§ What to work on
Retype the whole listing below, character for character.

[Stored data]
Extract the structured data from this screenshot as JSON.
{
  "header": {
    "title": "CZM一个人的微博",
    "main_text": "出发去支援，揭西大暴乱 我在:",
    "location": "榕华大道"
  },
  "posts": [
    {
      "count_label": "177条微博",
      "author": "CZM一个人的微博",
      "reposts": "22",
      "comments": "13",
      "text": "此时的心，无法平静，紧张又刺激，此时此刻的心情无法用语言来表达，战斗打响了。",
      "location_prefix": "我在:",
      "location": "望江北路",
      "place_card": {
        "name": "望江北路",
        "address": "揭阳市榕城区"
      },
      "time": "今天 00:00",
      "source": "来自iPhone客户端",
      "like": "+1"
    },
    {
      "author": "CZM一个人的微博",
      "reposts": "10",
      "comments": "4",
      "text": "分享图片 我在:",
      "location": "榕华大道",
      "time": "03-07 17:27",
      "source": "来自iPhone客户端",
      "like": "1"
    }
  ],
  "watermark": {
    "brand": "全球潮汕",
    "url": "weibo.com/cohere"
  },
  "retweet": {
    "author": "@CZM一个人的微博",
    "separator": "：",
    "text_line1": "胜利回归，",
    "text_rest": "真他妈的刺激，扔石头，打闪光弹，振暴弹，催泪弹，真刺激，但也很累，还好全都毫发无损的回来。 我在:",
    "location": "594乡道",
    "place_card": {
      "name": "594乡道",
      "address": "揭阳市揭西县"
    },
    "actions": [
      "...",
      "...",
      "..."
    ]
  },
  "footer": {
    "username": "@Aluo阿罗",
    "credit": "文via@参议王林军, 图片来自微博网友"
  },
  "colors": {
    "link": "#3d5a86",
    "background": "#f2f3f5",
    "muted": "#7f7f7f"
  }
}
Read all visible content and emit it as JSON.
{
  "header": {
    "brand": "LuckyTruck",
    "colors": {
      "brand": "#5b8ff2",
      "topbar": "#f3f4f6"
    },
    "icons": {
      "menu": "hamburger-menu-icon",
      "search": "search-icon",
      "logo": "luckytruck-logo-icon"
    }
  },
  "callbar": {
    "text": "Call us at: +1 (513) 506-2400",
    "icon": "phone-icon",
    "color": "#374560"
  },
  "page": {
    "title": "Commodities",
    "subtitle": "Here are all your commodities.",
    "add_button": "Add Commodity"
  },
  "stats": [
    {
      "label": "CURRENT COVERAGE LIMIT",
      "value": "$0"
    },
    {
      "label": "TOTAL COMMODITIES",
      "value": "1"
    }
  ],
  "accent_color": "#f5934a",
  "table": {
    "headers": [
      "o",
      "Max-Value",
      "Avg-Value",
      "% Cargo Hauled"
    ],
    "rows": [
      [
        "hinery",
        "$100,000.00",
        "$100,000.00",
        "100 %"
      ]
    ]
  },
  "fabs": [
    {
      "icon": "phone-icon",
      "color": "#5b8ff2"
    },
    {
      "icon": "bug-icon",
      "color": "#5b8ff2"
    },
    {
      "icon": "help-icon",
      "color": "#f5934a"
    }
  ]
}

§ Exercise answer
Extract the structured data from this screenshot as JSON.
{
  "header": {
    "title": "CZM一个人的微博",
    "main_text": "出发去支援，揭西大暴乱 我在:",
    "location": "榕华大道"
  },
  "posts": [
    {
      "count_label": "177条微博",
      "author": "CZM一个人的微博",
      "reposts": "22",
      "comments": "13",
      "text": "此时的心，无法平静，紧张又刺激，此时此刻的心情无法用语言来表达，战斗打响了。",
      "location_prefix": "我在:",
      "location": "望江北路",
      "place_card": {
        "name": "望江北路",
        "address": "揭阳市榕城区"
      },
      "time": "今天 00:00",
      "source": "来自iPhone客户端",
      "like": "+1"
    },
    {
      "author": "CZM一个人的微博",
      "reposts": "10",
      "comments": "4",
      "text": "分享图片 我在:",
      "location": "榕华大道",
      "time": "03-07 17:27",
      "source": "来自iPhone客户端",
      "like": "1"
    }
  ],
  "watermark": {
    "brand": "全球潮汕",
    "url": "weibo.com/cohere"
  },
  "retweet": {
    "author": "@CZM一个人的微博",
    "separator": "：",
    "text_line1": "胜利回归，",
    "text_rest": "真他妈的刺激，扔石头，打闪光弹，振暴弹，催泪弹，真刺激，但也很累，还好全都毫发无损的回来。 我在:",
    "location": "594乡道",
    "place_card": {
      "name": "594乡道",
      "address": "揭阳市揭西县"
    },
    "actions": [
      "...",
      "...",
      "..."
    ]
  },
  "footer": {
    "username": "@Aluo阿罗",
    "credit": "文via@参议王林军, 图片来自微博网友"
  },
  "colors": {
    "link": "#3d5a86",
    "background": "#f2f3f5",
    "muted": "#7f7f7f"
  }
}
Read all visible content and emit it as JSON.
{
  "header": {
    "brand": "LuckyTruck",
    "colors": {
      "brand": "#5b8ff2",
      "topbar": "#f3f4f6"
    },
    "icons": {
      "menu": "hamburger-menu-icon",
      "search": "search-icon",
      "logo": "luckytruck-logo-icon"
    }
  },
  "callbar": {
    "text": "Call us at: +1 (513) 506-2400",
    "icon": "phone-icon",
    "color": "#374560"
  },
  "page": {
    "title": "Commodities",
    "subtitle": "Here are all your commodities.",
    "add_button": "Add Commodity"
  },
  "stats": [
    {
      "label": "CURRENT COVERAGE LIMIT",
      "value": "$0"
    },
    {
      "label": "TOTAL COMMODITIES",
      "value": "1"
    }
  ],
  "accent_color": "#f5934a",
  "table": {
    "headers": [
      "o",
      "Max-Value",
      "Avg-Value",
      "% Cargo Hauled"
    ],
    "rows": [
      [
        "hinery",
        "$100,000.00",
        "$100,000.00",
        "100 %"
      ]
    ]
  },
  "fabs": [
    {
      "icon": "phone-icon",
      "color": "#5b8ff2"
    },
    {
      "icon": "bug-icon",
      "color": "#5b8ff2"
    },
    {
      "icon": "help-icon",
      "color": "#f5934a"
    }
  ]
}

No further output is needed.